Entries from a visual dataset
::::
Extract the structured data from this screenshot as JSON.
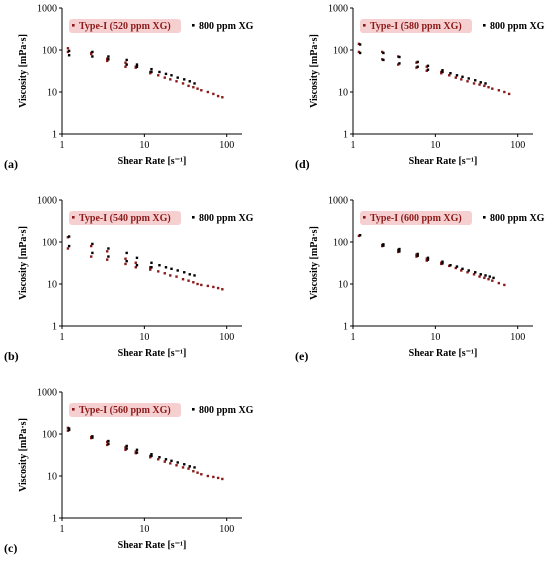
{
  "colors": {
    "type1": "#8b1a1a",
    "xg800": "#000000",
    "legend_highlight": "#f6d0d0"
  },
  "chart_data": [
    {
      "type": "scatter",
      "panel_label": "(a)",
      "xlabel": "Shear Rate [s⁻¹]",
      "ylabel": "Viscosity [mPa·s]",
      "xscale": "log",
      "yscale": "log",
      "xlim": [
        1,
        100
      ],
      "ylim": [
        1,
        1000
      ],
      "x_ticks": [
        "1",
        "10",
        "100"
      ],
      "y_ticks": [
        "1",
        "10",
        "100",
        "1000"
      ],
      "legend_position": "top",
      "series": [
        {
          "name": "Type-I (520 ppm XG)",
          "x": [
            1.2,
            1.2,
            2.3,
            2.3,
            3.6,
            3.6,
            6,
            6,
            8,
            8,
            12,
            12,
            15,
            18,
            21,
            25,
            30,
            35,
            40,
            45,
            50,
            60,
            70,
            80,
            90
          ],
          "y": [
            90,
            110,
            80,
            85,
            62,
            55,
            50,
            40,
            40,
            38,
            30,
            28,
            25,
            22,
            20,
            18,
            16,
            14,
            13,
            12,
            11,
            10,
            9,
            8,
            7.5
          ]
        },
        {
          "name": "800 ppm XG",
          "x": [
            1.2,
            1.2,
            2.3,
            2.3,
            3.6,
            3.6,
            6,
            6,
            8,
            8,
            12,
            12,
            15,
            18,
            21,
            25,
            30,
            35,
            40
          ],
          "y": [
            95,
            75,
            90,
            70,
            70,
            60,
            58,
            45,
            45,
            40,
            35,
            30,
            30,
            27,
            25,
            22,
            20,
            18,
            16
          ]
        }
      ]
    },
    {
      "type": "scatter",
      "panel_label": "(b)",
      "xlabel": "Shear Rate [s⁻¹]",
      "ylabel": "Viscosity [mPa·s]",
      "xscale": "log",
      "yscale": "log",
      "xlim": [
        1,
        100
      ],
      "ylim": [
        1,
        1000
      ],
      "x_ticks": [
        "1",
        "10",
        "100"
      ],
      "y_ticks": [
        "1",
        "10",
        "100",
        "1000"
      ],
      "legend_position": "top",
      "series": [
        {
          "name": "Type-I (540 ppm XG)",
          "x": [
            1.2,
            1.2,
            2.3,
            2.3,
            3.6,
            3.6,
            6,
            6,
            8,
            8,
            12,
            12,
            15,
            18,
            21,
            25,
            30,
            35,
            40,
            45,
            50,
            60,
            70,
            80,
            90
          ],
          "y": [
            130,
            70,
            80,
            45,
            60,
            38,
            40,
            30,
            32,
            25,
            25,
            22,
            20,
            18,
            16,
            15,
            13,
            12,
            11,
            10,
            9.5,
            9,
            8.5,
            8,
            7.5
          ]
        },
        {
          "name": "800 ppm XG",
          "x": [
            1.2,
            1.2,
            2.3,
            2.3,
            3.6,
            3.6,
            6,
            6,
            8,
            8,
            12,
            12,
            15,
            18,
            21,
            25,
            30,
            35,
            40
          ],
          "y": [
            135,
            80,
            90,
            55,
            70,
            45,
            55,
            35,
            42,
            28,
            32,
            25,
            28,
            25,
            23,
            21,
            19,
            17,
            16
          ]
        }
      ]
    },
    {
      "type": "scatter",
      "panel_label": "(c)",
      "xlabel": "Shear Rate [s⁻¹]",
      "ylabel": "Viscosity [mPa·s]",
      "xscale": "log",
      "yscale": "log",
      "xlim": [
        1,
        100
      ],
      "ylim": [
        1,
        1000
      ],
      "x_ticks": [
        "1",
        "10",
        "100"
      ],
      "y_ticks": [
        "1",
        "10",
        "100",
        "1000"
      ],
      "legend_position": "top",
      "series": [
        {
          "name": "Type-I (560 ppm XG)",
          "x": [
            1.2,
            1.2,
            2.3,
            2.3,
            3.6,
            3.6,
            6,
            6,
            8,
            8,
            12,
            12,
            15,
            18,
            21,
            25,
            30,
            35,
            40,
            45,
            50,
            60,
            70,
            80,
            90
          ],
          "y": [
            140,
            120,
            85,
            80,
            65,
            55,
            48,
            42,
            38,
            35,
            30,
            28,
            25,
            22,
            20,
            18,
            16,
            15,
            13,
            12,
            11,
            10,
            9.5,
            9,
            8.5
          ]
        },
        {
          "name": "800 ppm XG",
          "x": [
            1.2,
            1.2,
            2.3,
            2.3,
            3.6,
            3.6,
            6,
            6,
            8,
            8,
            12,
            12,
            15,
            18,
            21,
            25,
            30,
            35,
            40
          ],
          "y": [
            135,
            125,
            88,
            82,
            68,
            58,
            52,
            45,
            42,
            36,
            33,
            30,
            28,
            25,
            23,
            21,
            19,
            17,
            16
          ]
        }
      ]
    },
    {
      "type": "scatter",
      "panel_label": "(d)",
      "xlabel": "Shear Rate [s⁻¹]",
      "ylabel": "Viscosity [mPa·s]",
      "xscale": "log",
      "yscale": "log",
      "xlim": [
        1,
        100
      ],
      "ylim": [
        1,
        1000
      ],
      "x_ticks": [
        "1",
        "10",
        "100"
      ],
      "y_ticks": [
        "1",
        "10",
        "100",
        "1000"
      ],
      "legend_position": "top",
      "series": [
        {
          "name": "Type-I (580 ppm XG)",
          "x": [
            1.2,
            1.2,
            2.3,
            2.3,
            3.6,
            3.6,
            6,
            6,
            8,
            8,
            12,
            12,
            15,
            18,
            21,
            25,
            30,
            35,
            40,
            45,
            50,
            60,
            70,
            80
          ],
          "y": [
            140,
            90,
            90,
            60,
            70,
            45,
            50,
            38,
            40,
            32,
            30,
            28,
            25,
            22,
            20,
            18,
            16,
            15,
            14,
            13,
            12,
            11,
            10,
            9
          ]
        },
        {
          "name": "800 ppm XG",
          "x": [
            1.2,
            1.2,
            2.3,
            2.3,
            3.6,
            3.6,
            6,
            6,
            8,
            8,
            12,
            12,
            15,
            18,
            21,
            25,
            30,
            35,
            40
          ],
          "y": [
            135,
            85,
            85,
            58,
            68,
            48,
            52,
            40,
            42,
            34,
            33,
            30,
            28,
            25,
            23,
            21,
            19,
            17,
            16
          ]
        }
      ]
    },
    {
      "type": "scatter",
      "panel_label": "(e)",
      "xlabel": "Shear Rate [s⁻¹]",
      "ylabel": "Viscosity [mPa·s]",
      "xscale": "log",
      "yscale": "log",
      "xlim": [
        1,
        100
      ],
      "ylim": [
        1,
        1000
      ],
      "x_ticks": [
        "1",
        "10",
        "100"
      ],
      "y_ticks": [
        "1",
        "10",
        "100",
        "1000"
      ],
      "legend_position": "top",
      "series": [
        {
          "name": "Type-I (600 ppm XG)",
          "x": [
            1.2,
            2.3,
            2.3,
            3.6,
            3.6,
            6,
            6,
            8,
            8,
            12,
            12,
            15,
            18,
            21,
            25,
            30,
            35,
            40,
            45,
            50,
            60,
            70
          ],
          "y": [
            140,
            85,
            80,
            65,
            58,
            50,
            45,
            40,
            36,
            32,
            30,
            27,
            24,
            21,
            19,
            17,
            15,
            14,
            13,
            12,
            10.5,
            9.5
          ]
        },
        {
          "name": "800 ppm XG",
          "x": [
            1.2,
            2.3,
            2.3,
            3.6,
            3.6,
            6,
            6,
            8,
            8,
            12,
            12,
            15,
            18,
            21,
            25,
            30,
            35,
            40,
            45,
            50
          ],
          "y": [
            145,
            88,
            82,
            68,
            60,
            52,
            47,
            42,
            38,
            34,
            31,
            28,
            26,
            23,
            21,
            19,
            17,
            16,
            15,
            14
          ]
        }
      ]
    }
  ]
}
::::
[Directions]: Give every line above again exactly, with no pictures.

[Task output]:
Extract the structured data from this screenshot as JSON.
{
  "colors": {
    "type1": "#8b1a1a",
    "xg800": "#000000",
    "legend_highlight": "#f6d0d0"
  },
  "chart_data": [
    {
      "type": "scatter",
      "panel_label": "(a)",
      "xlabel": "Shear Rate [s⁻¹]",
      "ylabel": "Viscosity [mPa·s]",
      "xscale": "log",
      "yscale": "log",
      "xlim": [
        1,
        100
      ],
      "ylim": [
        1,
        1000
      ],
      "x_ticks": [
        "1",
        "10",
        "100"
      ],
      "y_ticks": [
        "1",
        "10",
        "100",
        "1000"
      ],
      "legend_position": "top",
      "series": [
        {
          "name": "Type-I (520 ppm XG)",
          "x": [
            1.2,
            1.2,
            2.3,
            2.3,
            3.6,
            3.6,
            6,
            6,
            8,
            8,
            12,
            12,
            15,
            18,
            21,
            25,
            30,
            35,
            40,
            45,
            50,
            60,
            70,
            80,
            90
          ],
          "y": [
            90,
            110,
            80,
            85,
            62,
            55,
            50,
            40,
            40,
            38,
            30,
            28,
            25,
            22,
            20,
            18,
            16,
            14,
            13,
            12,
            11,
            10,
            9,
            8,
            7.5
          ]
        },
        {
          "name": "800 ppm XG",
          "x": [
            1.2,
            1.2,
            2.3,
            2.3,
            3.6,
            3.6,
            6,
            6,
            8,
            8,
            12,
            12,
            15,
            18,
            21,
            25,
            30,
            35,
            40
          ],
          "y": [
            95,
            75,
            90,
            70,
            70,
            60,
            58,
            45,
            45,
            40,
            35,
            30,
            30,
            27,
            25,
            22,
            20,
            18,
            16
          ]
        }
      ]
    },
    {
      "type": "scatter",
      "panel_label": "(b)",
      "xlabel": "Shear Rate [s⁻¹]",
      "ylabel": "Viscosity [mPa·s]",
      "xscale": "log",
      "yscale": "log",
      "xlim": [
        1,
        100
      ],
      "ylim": [
        1,
        1000
      ],
      "x_ticks": [
        "1",
        "10",
        "100"
      ],
      "y_ticks": [
        "1",
        "10",
        "100",
        "1000"
      ],
      "legend_position": "top",
      "series": [
        {
          "name": "Type-I (540 ppm XG)",
          "x": [
            1.2,
            1.2,
            2.3,
            2.3,
            3.6,
            3.6,
            6,
            6,
            8,
            8,
            12,
            12,
            15,
            18,
            21,
            25,
            30,
            35,
            40,
            45,
            50,
            60,
            70,
            80,
            90
          ],
          "y": [
            130,
            70,
            80,
            45,
            60,
            38,
            40,
            30,
            32,
            25,
            25,
            22,
            20,
            18,
            16,
            15,
            13,
            12,
            11,
            10,
            9.5,
            9,
            8.5,
            8,
            7.5
          ]
        },
        {
          "name": "800 ppm XG",
          "x": [
            1.2,
            1.2,
            2.3,
            2.3,
            3.6,
            3.6,
            6,
            6,
            8,
            8,
            12,
            12,
            15,
            18,
            21,
            25,
            30,
            35,
            40
          ],
          "y": [
            135,
            80,
            90,
            55,
            70,
            45,
            55,
            35,
            42,
            28,
            32,
            25,
            28,
            25,
            23,
            21,
            19,
            17,
            16
          ]
        }
      ]
    },
    {
      "type": "scatter",
      "panel_label": "(c)",
      "xlabel": "Shear Rate [s⁻¹]",
      "ylabel": "Viscosity [mPa·s]",
      "xscale": "log",
      "yscale": "log",
      "xlim": [
        1,
        100
      ],
      "ylim": [
        1,
        1000
      ],
      "x_ticks": [
        "1",
        "10",
        "100"
      ],
      "y_ticks": [
        "1",
        "10",
        "100",
        "1000"
      ],
      "legend_position": "top",
      "series": [
        {
          "name": "Type-I (560 ppm XG)",
          "x": [
            1.2,
            1.2,
            2.3,
            2.3,
            3.6,
            3.6,
            6,
            6,
            8,
            8,
            12,
            12,
            15,
            18,
            21,
            25,
            30,
            35,
            40,
            45,
            50,
            60,
            70,
            80,
            90
          ],
          "y": [
            140,
            120,
            85,
            80,
            65,
            55,
            48,
            42,
            38,
            35,
            30,
            28,
            25,
            22,
            20,
            18,
            16,
            15,
            13,
            12,
            11,
            10,
            9.5,
            9,
            8.5
          ]
        },
        {
          "name": "800 ppm XG",
          "x": [
            1.2,
            1.2,
            2.3,
            2.3,
            3.6,
            3.6,
            6,
            6,
            8,
            8,
            12,
            12,
            15,
            18,
            21,
            25,
            30,
            35,
            40
          ],
          "y": [
            135,
            125,
            88,
            82,
            68,
            58,
            52,
            45,
            42,
            36,
            33,
            30,
            28,
            25,
            23,
            21,
            19,
            17,
            16
          ]
        }
      ]
    },
    {
      "type": "scatter",
      "panel_label": "(d)",
      "xlabel": "Shear Rate [s⁻¹]",
      "ylabel": "Viscosity [mPa·s]",
      "xscale": "log",
      "yscale": "log",
      "xlim": [
        1,
        100
      ],
      "ylim": [
        1,
        1000
      ],
      "x_ticks": [
        "1",
        "10",
        "100"
      ],
      "y_ticks": [
        "1",
        "10",
        "100",
        "1000"
      ],
      "legend_position": "top",
      "series": [
        {
          "name": "Type-I (580 ppm XG)",
          "x": [
            1.2,
            1.2,
            2.3,
            2.3,
            3.6,
            3.6,
            6,
            6,
            8,
            8,
            12,
            12,
            15,
            18,
            21,
            25,
            30,
            35,
            40,
            45,
            50,
            60,
            70,
            80
          ],
          "y": [
            140,
            90,
            90,
            60,
            70,
            45,
            50,
            38,
            40,
            32,
            30,
            28,
            25,
            22,
            20,
            18,
            16,
            15,
            14,
            13,
            12,
            11,
            10,
            9
          ]
        },
        {
          "name": "800 ppm XG",
          "x": [
            1.2,
            1.2,
            2.3,
            2.3,
            3.6,
            3.6,
            6,
            6,
            8,
            8,
            12,
            12,
            15,
            18,
            21,
            25,
            30,
            35,
            40
          ],
          "y": [
            135,
            85,
            85,
            58,
            68,
            48,
            52,
            40,
            42,
            34,
            33,
            30,
            28,
            25,
            23,
            21,
            19,
            17,
            16
          ]
        }
      ]
    },
    {
      "type": "scatter",
      "panel_label": "(e)",
      "xlabel": "Shear Rate [s⁻¹]",
      "ylabel": "Viscosity [mPa·s]",
      "xscale": "log",
      "yscale": "log",
      "xlim": [
        1,
        100
      ],
      "ylim": [
        1,
        1000
      ],
      "x_ticks": [
        "1",
        "10",
        "100"
      ],
      "y_ticks": [
        "1",
        "10",
        "100",
        "1000"
      ],
      "legend_position": "top",
      "series": [
        {
          "name": "Type-I (600 ppm XG)",
          "x": [
            1.2,
            2.3,
            2.3,
            3.6,
            3.6,
            6,
            6,
            8,
            8,
            12,
            12,
            15,
            18,
            21,
            25,
            30,
            35,
            40,
            45,
            50,
            60,
            70
          ],
          "y": [
            140,
            85,
            80,
            65,
            58,
            50,
            45,
            40,
            36,
            32,
            30,
            27,
            24,
            21,
            19,
            17,
            15,
            14,
            13,
            12,
            10.5,
            9.5
          ]
        },
        {
          "name": "800 ppm XG",
          "x": [
            1.2,
            2.3,
            2.3,
            3.6,
            3.6,
            6,
            6,
            8,
            8,
            12,
            12,
            15,
            18,
            21,
            25,
            30,
            35,
            40,
            45,
            50
          ],
          "y": [
            145,
            88,
            82,
            68,
            60,
            52,
            47,
            42,
            38,
            34,
            31,
            28,
            26,
            23,
            21,
            19,
            17,
            16,
            15,
            14
          ]
        }
      ]
    }
  ]
}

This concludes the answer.